> _WRITTEN REQUEST_
Locate and copy all lines bearing the word "correction".

> _EXCERPTED RECORDS_

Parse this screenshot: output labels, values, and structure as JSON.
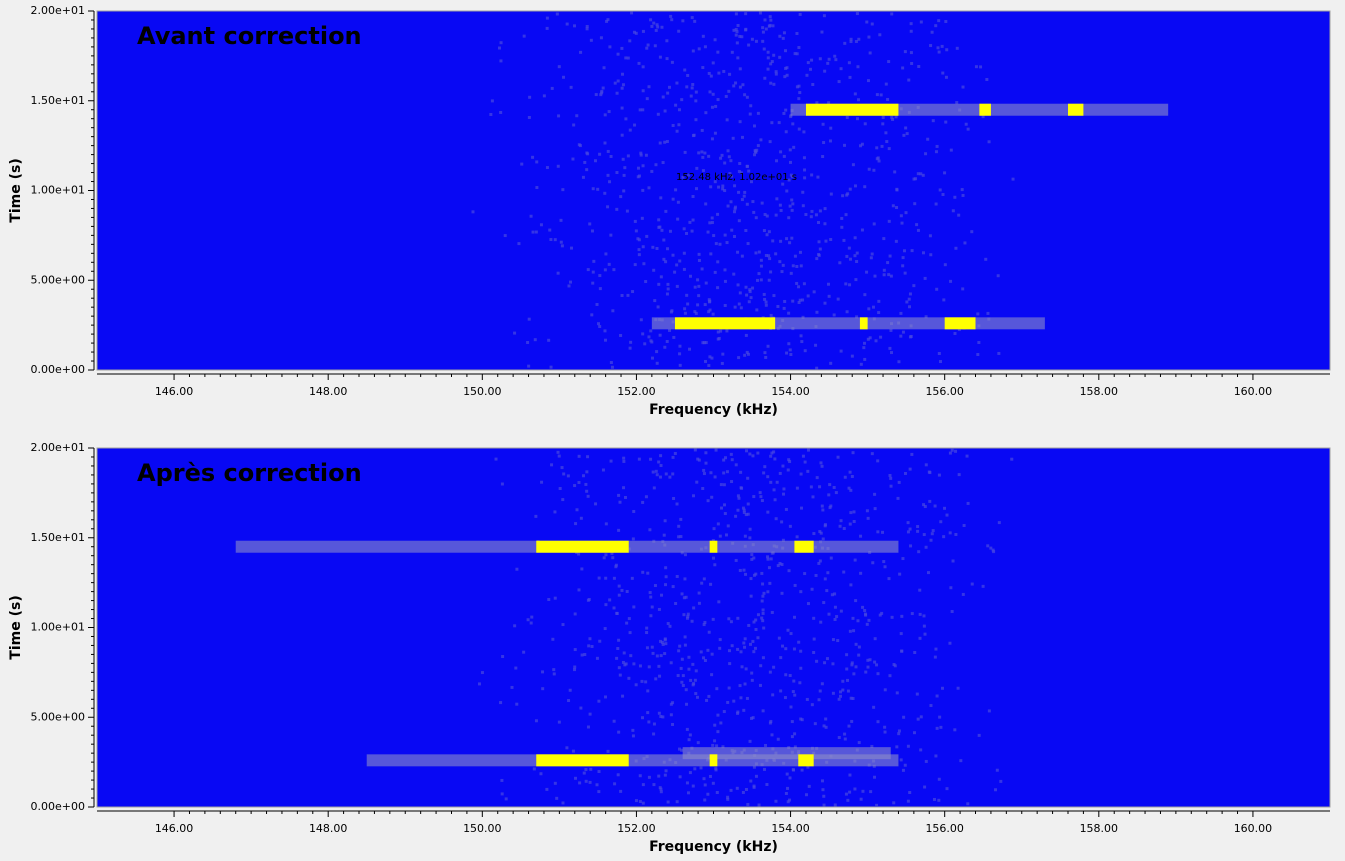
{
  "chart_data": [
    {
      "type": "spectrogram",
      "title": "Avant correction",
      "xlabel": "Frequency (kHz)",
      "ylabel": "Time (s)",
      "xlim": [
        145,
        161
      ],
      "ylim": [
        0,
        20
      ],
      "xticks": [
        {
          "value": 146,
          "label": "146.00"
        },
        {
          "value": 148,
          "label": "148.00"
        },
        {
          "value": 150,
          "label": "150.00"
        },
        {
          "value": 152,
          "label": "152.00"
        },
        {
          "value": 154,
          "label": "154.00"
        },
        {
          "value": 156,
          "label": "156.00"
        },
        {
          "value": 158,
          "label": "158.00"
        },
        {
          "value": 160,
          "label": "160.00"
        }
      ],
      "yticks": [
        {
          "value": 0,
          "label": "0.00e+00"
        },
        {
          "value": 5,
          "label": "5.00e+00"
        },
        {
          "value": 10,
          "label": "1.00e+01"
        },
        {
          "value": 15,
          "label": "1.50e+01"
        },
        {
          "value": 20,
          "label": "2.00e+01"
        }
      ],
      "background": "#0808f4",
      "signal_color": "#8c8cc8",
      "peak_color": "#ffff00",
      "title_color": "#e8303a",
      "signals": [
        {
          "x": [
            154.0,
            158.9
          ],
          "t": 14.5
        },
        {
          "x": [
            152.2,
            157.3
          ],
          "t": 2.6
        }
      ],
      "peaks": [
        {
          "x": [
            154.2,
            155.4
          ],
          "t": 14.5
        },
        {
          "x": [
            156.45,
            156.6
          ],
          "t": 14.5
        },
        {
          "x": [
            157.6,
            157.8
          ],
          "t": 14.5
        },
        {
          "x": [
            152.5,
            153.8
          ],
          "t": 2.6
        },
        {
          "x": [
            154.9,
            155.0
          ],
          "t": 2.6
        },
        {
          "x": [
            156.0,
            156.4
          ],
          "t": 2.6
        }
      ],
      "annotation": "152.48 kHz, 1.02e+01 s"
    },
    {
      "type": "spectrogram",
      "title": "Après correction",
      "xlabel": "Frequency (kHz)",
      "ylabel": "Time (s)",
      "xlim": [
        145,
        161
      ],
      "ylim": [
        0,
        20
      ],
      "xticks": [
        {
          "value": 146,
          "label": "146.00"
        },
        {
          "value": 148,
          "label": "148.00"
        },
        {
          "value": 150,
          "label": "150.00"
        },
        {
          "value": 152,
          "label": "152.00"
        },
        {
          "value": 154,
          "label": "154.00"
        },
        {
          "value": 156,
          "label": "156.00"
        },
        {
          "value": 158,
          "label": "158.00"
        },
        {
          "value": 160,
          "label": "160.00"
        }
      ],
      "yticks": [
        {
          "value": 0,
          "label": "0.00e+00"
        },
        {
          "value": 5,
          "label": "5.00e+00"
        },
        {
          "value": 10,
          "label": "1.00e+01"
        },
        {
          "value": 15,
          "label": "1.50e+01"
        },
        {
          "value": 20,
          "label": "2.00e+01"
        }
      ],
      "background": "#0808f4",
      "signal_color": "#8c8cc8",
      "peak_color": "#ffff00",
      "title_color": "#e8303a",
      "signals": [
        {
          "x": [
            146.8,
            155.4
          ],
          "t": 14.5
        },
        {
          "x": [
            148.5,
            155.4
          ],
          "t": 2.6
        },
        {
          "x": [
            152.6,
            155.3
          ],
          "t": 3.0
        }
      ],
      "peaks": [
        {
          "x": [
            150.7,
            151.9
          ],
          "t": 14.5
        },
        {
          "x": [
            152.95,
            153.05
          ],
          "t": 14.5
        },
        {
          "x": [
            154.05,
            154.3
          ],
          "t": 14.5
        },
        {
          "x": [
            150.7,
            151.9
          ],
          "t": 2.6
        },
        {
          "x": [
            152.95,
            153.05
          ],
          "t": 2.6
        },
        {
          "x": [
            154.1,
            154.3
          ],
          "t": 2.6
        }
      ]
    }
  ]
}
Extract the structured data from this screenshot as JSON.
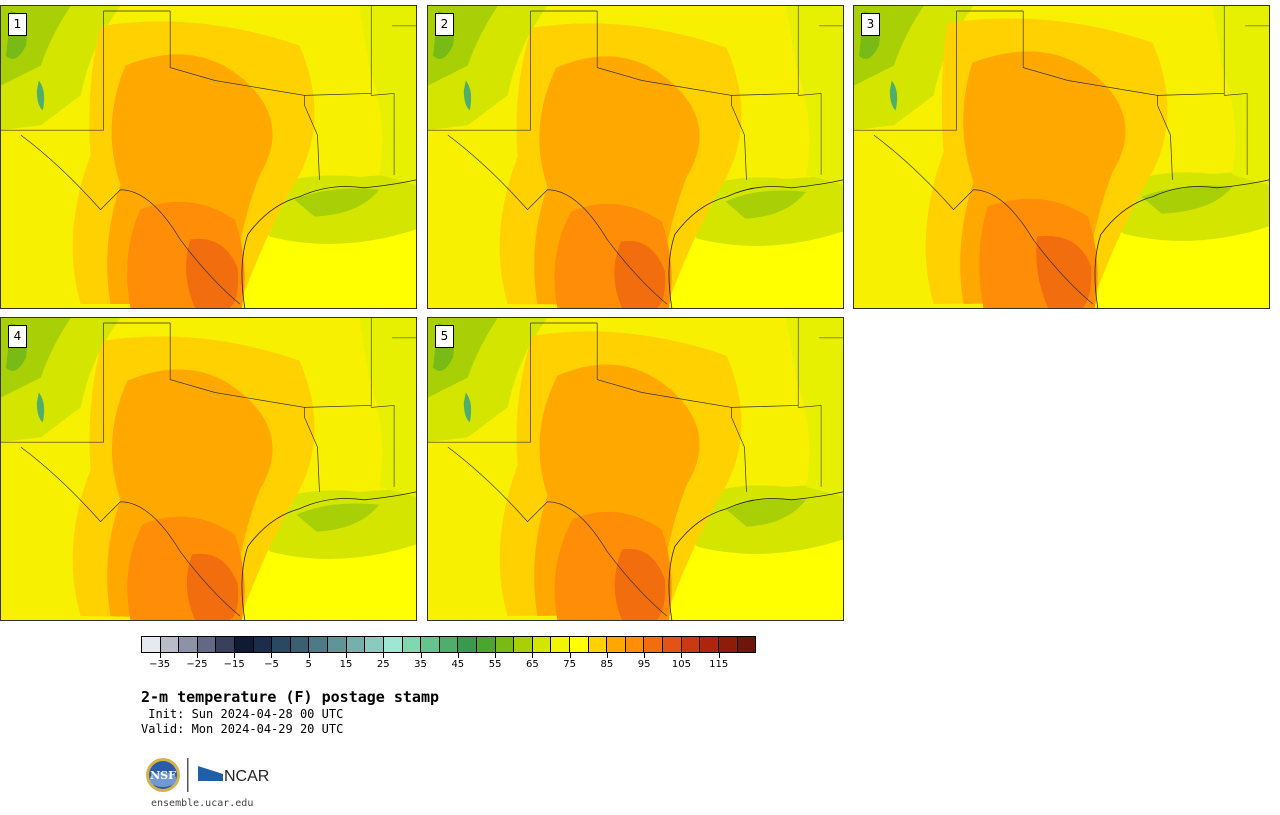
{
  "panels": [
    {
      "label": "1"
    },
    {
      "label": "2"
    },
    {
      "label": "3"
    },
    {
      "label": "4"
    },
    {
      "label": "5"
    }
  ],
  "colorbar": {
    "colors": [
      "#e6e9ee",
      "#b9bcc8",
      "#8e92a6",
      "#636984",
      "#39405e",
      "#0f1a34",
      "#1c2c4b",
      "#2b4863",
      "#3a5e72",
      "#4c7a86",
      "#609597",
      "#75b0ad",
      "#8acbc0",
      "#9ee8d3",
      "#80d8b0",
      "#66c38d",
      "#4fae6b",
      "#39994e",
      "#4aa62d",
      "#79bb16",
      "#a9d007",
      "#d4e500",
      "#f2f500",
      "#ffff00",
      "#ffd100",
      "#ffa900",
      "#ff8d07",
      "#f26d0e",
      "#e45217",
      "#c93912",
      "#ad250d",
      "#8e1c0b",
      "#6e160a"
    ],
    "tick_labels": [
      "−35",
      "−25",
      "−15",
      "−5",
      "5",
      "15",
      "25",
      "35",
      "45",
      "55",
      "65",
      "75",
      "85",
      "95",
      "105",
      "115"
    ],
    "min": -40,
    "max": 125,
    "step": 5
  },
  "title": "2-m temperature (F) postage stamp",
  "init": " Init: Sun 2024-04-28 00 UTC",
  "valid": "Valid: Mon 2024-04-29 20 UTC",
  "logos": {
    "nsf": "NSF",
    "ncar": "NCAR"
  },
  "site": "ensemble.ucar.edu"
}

> _RESULT OF THIS EXERCISE_
      "title": "Avant correction",
      "title": "Après correction",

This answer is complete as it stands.